# Data provided start

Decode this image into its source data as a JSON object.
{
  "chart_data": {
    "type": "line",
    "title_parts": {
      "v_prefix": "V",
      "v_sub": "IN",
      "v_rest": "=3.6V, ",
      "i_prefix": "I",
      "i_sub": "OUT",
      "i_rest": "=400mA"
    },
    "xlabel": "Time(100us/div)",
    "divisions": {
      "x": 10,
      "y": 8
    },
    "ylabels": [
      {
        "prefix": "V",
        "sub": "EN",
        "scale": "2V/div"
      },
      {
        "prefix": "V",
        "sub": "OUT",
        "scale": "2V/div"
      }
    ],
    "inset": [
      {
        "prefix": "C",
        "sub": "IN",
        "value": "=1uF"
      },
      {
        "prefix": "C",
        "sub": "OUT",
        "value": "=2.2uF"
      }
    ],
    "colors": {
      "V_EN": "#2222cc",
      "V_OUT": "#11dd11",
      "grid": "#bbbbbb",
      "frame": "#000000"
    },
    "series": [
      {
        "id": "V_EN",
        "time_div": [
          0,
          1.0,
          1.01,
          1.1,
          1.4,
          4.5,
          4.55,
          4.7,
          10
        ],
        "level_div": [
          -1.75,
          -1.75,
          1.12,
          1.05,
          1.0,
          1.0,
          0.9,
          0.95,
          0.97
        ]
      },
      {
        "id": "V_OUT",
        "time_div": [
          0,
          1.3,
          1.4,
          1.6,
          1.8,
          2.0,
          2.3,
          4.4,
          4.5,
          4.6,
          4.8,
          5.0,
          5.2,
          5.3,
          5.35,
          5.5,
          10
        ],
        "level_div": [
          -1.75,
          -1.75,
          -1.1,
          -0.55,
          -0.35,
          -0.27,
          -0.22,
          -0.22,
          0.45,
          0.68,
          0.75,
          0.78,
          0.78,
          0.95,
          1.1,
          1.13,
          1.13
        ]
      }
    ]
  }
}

# Data provided end

Copy the material above verbatim.

▶ [Result of the task]:
Decode this image into its source data as a JSON object.
{
  "chart_data": {
    "type": "line",
    "title_parts": {
      "v_prefix": "V",
      "v_sub": "IN",
      "v_rest": "=3.6V, ",
      "i_prefix": "I",
      "i_sub": "OUT",
      "i_rest": "=400mA"
    },
    "xlabel": "Time(100us/div)",
    "divisions": {
      "x": 10,
      "y": 8
    },
    "ylabels": [
      {
        "prefix": "V",
        "sub": "EN",
        "scale": "2V/div"
      },
      {
        "prefix": "V",
        "sub": "OUT",
        "scale": "2V/div"
      }
    ],
    "inset": [
      {
        "prefix": "C",
        "sub": "IN",
        "value": "=1uF"
      },
      {
        "prefix": "C",
        "sub": "OUT",
        "value": "=2.2uF"
      }
    ],
    "colors": {
      "V_EN": "#2222cc",
      "V_OUT": "#11dd11",
      "grid": "#bbbbbb",
      "frame": "#000000"
    },
    "series": [
      {
        "id": "V_EN",
        "time_div": [
          0,
          1.0,
          1.01,
          1.1,
          1.4,
          4.5,
          4.55,
          4.7,
          10
        ],
        "level_div": [
          -1.75,
          -1.75,
          1.12,
          1.05,
          1.0,
          1.0,
          0.9,
          0.95,
          0.97
        ]
      },
      {
        "id": "V_OUT",
        "time_div": [
          0,
          1.3,
          1.4,
          1.6,
          1.8,
          2.0,
          2.3,
          4.4,
          4.5,
          4.6,
          4.8,
          5.0,
          5.2,
          5.3,
          5.35,
          5.5,
          10
        ],
        "level_div": [
          -1.75,
          -1.75,
          -1.1,
          -0.55,
          -0.35,
          -0.27,
          -0.22,
          -0.22,
          0.45,
          0.68,
          0.75,
          0.78,
          0.78,
          0.95,
          1.1,
          1.13,
          1.13
        ]
      }
    ]
  }
}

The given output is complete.